===== Raw data

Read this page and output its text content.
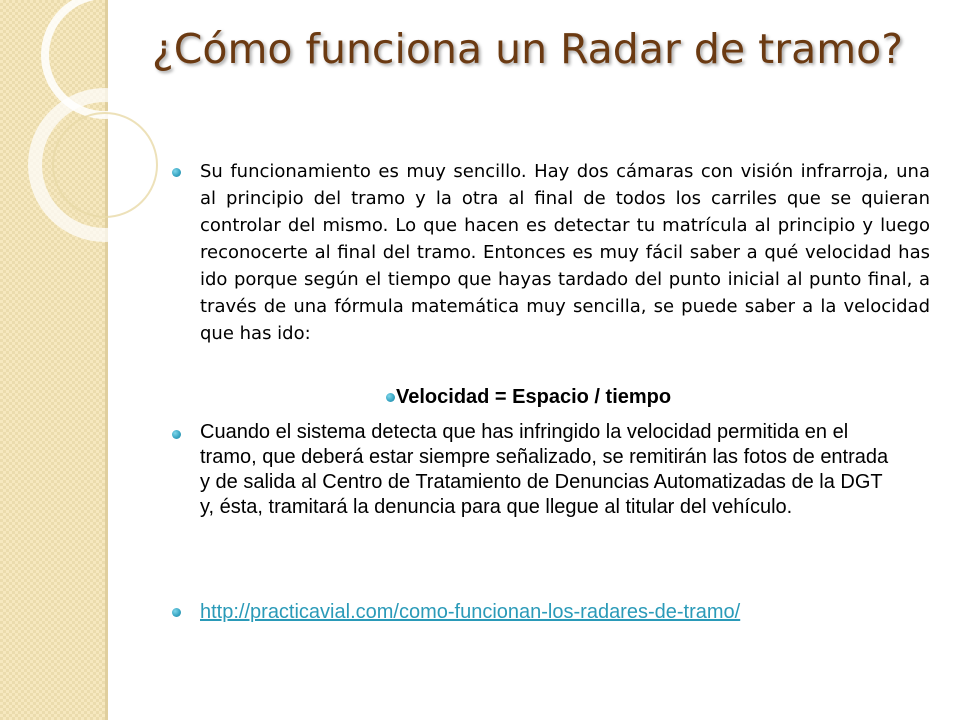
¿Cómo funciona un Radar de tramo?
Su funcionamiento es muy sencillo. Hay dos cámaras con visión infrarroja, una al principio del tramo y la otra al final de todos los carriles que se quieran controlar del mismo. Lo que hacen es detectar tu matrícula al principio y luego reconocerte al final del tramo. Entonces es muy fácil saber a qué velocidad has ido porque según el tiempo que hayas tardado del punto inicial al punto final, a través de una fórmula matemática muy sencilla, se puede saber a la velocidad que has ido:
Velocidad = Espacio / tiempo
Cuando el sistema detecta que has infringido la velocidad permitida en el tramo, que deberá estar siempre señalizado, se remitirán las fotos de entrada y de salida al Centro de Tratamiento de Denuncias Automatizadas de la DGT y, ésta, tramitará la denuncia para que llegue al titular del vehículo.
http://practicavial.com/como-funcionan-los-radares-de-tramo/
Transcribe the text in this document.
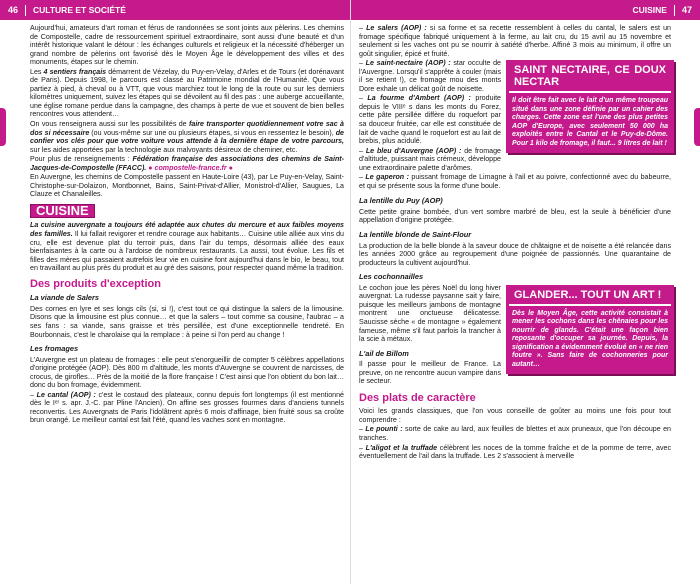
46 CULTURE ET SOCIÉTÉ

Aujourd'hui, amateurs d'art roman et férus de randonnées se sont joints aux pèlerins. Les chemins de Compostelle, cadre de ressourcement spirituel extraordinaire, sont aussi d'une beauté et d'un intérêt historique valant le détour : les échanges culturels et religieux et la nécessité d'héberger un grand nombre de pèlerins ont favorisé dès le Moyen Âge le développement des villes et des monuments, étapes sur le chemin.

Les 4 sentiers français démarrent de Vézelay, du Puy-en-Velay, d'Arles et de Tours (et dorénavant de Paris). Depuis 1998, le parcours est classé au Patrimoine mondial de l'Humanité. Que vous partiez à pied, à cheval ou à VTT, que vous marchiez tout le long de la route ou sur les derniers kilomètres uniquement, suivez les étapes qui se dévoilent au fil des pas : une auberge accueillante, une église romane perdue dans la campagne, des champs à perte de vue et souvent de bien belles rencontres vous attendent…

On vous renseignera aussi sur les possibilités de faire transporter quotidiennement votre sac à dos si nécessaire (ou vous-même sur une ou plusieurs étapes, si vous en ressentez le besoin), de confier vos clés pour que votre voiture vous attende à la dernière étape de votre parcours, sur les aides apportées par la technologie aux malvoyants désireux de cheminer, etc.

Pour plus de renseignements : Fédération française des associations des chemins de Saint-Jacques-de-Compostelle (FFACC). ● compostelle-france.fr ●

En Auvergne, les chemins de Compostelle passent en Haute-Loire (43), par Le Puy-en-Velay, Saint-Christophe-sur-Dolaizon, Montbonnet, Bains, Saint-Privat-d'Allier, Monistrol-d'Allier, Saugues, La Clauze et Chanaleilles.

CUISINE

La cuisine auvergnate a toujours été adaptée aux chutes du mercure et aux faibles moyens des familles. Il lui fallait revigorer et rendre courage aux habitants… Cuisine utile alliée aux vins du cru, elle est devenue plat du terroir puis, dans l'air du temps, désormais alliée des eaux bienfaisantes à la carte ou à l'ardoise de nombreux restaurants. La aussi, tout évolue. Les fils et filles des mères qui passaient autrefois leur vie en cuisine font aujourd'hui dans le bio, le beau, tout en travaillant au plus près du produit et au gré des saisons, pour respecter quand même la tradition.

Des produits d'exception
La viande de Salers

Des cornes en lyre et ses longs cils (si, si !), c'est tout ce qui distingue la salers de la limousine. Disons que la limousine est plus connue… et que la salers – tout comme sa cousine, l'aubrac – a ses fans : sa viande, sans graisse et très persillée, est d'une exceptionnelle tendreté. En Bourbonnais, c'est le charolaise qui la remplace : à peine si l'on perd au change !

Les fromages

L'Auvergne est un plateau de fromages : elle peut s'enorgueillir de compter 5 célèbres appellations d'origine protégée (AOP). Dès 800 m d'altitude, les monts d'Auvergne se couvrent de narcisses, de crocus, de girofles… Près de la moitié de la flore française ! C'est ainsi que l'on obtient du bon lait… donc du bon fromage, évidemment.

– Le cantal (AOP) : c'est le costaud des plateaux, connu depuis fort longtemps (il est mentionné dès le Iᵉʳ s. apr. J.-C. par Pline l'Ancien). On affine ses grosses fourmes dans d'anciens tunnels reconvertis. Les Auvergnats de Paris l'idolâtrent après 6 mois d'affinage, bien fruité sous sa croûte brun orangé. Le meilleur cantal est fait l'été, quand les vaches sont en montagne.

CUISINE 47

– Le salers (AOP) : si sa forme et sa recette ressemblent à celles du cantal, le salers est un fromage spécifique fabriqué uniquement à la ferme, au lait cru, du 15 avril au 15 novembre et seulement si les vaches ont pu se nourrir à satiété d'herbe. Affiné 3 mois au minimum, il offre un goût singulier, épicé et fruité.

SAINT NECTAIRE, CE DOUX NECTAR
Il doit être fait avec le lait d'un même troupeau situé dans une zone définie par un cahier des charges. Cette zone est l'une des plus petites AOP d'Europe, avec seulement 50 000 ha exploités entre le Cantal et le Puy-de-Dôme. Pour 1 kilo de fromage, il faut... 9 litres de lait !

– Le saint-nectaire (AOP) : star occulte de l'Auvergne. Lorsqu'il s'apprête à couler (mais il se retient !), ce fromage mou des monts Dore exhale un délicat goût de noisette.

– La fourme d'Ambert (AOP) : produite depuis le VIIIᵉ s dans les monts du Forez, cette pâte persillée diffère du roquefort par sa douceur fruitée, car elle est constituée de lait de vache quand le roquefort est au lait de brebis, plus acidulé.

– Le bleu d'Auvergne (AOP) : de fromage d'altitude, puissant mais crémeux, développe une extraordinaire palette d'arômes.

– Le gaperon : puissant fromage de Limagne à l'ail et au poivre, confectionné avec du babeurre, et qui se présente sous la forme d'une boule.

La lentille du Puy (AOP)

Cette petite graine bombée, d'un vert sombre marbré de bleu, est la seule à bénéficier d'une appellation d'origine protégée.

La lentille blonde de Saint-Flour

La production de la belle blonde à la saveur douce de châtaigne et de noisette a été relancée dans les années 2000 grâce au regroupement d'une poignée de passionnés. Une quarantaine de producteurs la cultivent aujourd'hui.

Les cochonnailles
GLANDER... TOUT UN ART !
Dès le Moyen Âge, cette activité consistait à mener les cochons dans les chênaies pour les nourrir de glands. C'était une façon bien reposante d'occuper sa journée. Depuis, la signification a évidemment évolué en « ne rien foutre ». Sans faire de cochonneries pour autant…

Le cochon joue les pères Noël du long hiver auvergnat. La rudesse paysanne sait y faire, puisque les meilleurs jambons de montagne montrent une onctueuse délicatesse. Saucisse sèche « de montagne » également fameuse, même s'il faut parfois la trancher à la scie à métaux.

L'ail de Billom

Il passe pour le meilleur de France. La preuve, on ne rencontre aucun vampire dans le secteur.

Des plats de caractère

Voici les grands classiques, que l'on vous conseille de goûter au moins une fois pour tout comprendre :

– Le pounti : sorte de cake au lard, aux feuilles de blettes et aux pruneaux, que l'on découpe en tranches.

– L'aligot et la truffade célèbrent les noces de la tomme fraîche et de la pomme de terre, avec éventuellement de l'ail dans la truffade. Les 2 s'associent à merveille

==========
===== Raw data

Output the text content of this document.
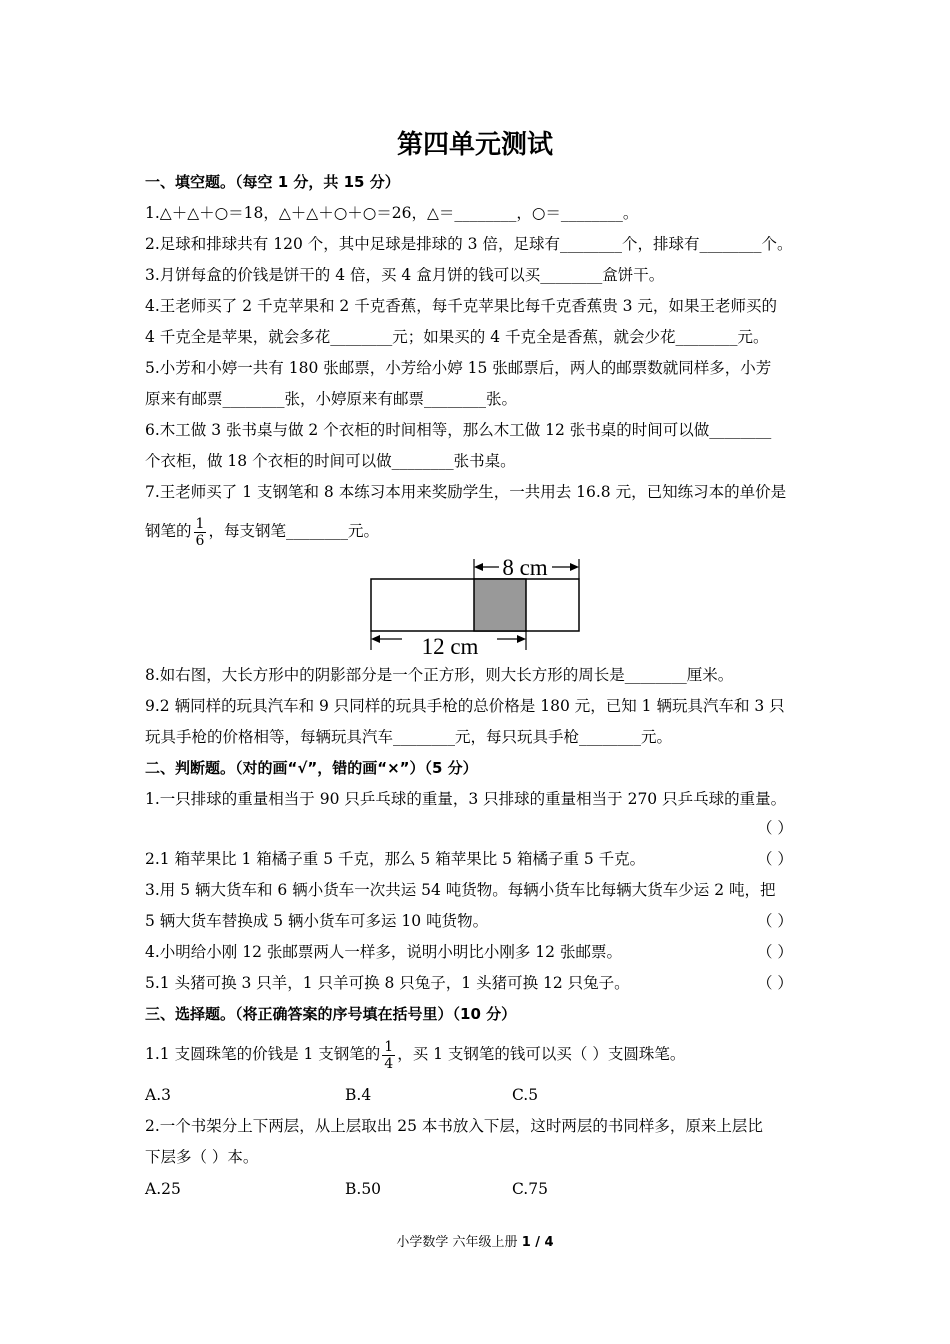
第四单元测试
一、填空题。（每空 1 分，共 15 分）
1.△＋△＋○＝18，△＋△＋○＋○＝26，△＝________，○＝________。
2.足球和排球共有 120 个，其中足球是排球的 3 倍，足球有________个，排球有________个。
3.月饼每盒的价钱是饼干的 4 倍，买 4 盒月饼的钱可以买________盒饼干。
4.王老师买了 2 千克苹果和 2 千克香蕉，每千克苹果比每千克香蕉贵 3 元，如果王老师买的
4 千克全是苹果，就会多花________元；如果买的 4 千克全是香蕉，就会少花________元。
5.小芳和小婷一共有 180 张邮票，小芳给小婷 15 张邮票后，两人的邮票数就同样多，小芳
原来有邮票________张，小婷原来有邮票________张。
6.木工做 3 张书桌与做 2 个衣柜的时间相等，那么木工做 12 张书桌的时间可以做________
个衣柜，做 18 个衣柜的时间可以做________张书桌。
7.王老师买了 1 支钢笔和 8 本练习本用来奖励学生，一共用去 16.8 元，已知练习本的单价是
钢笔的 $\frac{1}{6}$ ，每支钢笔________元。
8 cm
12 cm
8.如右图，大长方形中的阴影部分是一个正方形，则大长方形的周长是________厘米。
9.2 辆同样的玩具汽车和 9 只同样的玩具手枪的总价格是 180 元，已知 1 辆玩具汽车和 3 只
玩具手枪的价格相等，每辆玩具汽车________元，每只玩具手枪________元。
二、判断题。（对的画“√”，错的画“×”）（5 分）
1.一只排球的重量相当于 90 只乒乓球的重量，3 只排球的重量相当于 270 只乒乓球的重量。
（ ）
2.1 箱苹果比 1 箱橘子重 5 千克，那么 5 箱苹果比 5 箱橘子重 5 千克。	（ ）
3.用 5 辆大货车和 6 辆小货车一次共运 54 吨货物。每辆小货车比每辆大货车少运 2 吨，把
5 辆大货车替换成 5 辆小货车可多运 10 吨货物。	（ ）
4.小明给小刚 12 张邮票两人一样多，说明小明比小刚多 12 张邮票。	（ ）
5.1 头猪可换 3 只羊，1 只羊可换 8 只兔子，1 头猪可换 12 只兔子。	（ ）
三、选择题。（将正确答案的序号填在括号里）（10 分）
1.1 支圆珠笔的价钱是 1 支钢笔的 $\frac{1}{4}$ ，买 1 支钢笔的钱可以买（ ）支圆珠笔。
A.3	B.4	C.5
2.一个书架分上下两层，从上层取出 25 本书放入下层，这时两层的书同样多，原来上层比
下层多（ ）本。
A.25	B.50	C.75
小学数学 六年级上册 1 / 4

==========
===== Raw data

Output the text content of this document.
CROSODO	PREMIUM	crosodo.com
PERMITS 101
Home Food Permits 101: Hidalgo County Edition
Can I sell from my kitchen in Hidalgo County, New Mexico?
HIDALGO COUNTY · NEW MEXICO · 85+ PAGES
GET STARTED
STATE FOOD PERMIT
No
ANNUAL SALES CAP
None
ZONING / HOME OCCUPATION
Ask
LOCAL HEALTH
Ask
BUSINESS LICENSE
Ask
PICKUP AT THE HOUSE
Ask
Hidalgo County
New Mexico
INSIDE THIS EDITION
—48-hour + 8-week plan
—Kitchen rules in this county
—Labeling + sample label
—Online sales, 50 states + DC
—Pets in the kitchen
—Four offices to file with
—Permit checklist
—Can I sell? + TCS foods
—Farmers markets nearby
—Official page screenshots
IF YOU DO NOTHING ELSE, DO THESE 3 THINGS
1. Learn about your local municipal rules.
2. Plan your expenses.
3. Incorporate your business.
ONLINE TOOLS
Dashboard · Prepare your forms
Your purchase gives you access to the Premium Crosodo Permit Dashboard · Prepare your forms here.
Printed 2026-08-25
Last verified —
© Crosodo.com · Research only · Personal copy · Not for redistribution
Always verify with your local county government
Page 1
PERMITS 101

==========

▸ **Objective**
Copy every line that contains the string "vaches".

▸ **Task response**
– Le cantal (AOP) : c'est le costaud des plateaux, connu depuis fort longtemps (il est mentionné dès le Iᵉʳ s. apr. J.-C. par Pline l'Ancien). On affine ses grosses fourmes dans d'anciens tunnels reconvertis. Les Auvergnats de Paris l'idolâtrent après 6 mois d'affinage, bien fruité sous sa croûte brun orangé. Le meilleur cantal est fait l'été, quand les vaches sont en montagne.
– Le salers (AOP) : si sa forme et sa recette ressemblent à celles du cantal, le salers est un fromage spécifique fabriqué uniquement à la ferme, au lait cru, du 15 avril au 15 novembre et seulement si les vaches ont pu se nourrir à satiété d'herbe. Affiné 3 mois au minimum, il offre un goût singulier, épicé et fruité.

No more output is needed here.